(Saved entries)
+++
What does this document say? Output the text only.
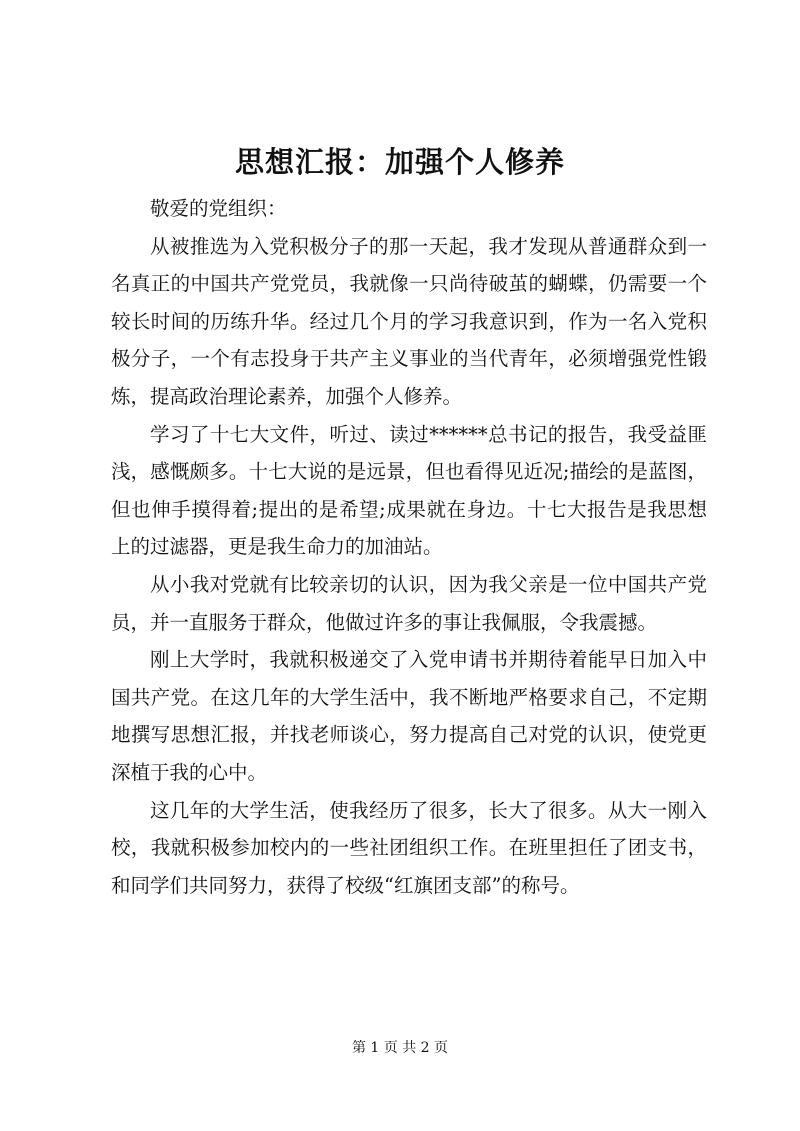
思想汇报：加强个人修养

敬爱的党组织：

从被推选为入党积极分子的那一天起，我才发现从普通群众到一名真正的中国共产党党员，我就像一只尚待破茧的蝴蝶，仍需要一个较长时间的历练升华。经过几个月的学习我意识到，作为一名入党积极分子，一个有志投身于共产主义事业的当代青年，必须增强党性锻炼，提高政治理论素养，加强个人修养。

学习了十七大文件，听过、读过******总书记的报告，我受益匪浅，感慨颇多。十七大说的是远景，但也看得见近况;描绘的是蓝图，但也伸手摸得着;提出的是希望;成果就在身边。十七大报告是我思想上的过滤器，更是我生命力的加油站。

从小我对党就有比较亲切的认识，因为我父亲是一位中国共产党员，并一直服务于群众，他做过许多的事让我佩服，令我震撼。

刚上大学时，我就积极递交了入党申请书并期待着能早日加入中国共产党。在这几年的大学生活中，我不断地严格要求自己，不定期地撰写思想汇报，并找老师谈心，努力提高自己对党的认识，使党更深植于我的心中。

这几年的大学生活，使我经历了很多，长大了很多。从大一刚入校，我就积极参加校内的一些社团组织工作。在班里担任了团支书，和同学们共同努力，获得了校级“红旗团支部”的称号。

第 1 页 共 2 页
+++
**TASK BRIEF**
Find the string "加强个人修养" in the records, then copy each line where it occurs.

**FULL RESPONSE**
思想汇报：加强个人修养
从被推选为入党积极分子的那一天起，我才发现从普通群众到一名真正的中国共产党党员，我就像一只尚待破茧的蝴蝶，仍需要一个较长时间的历练升华。经过几个月的学习我意识到，作为一名入党积极分子，一个有志投身于共产主义事业的当代青年，必须增强党性锻炼，提高政治理论素养，加强个人修养。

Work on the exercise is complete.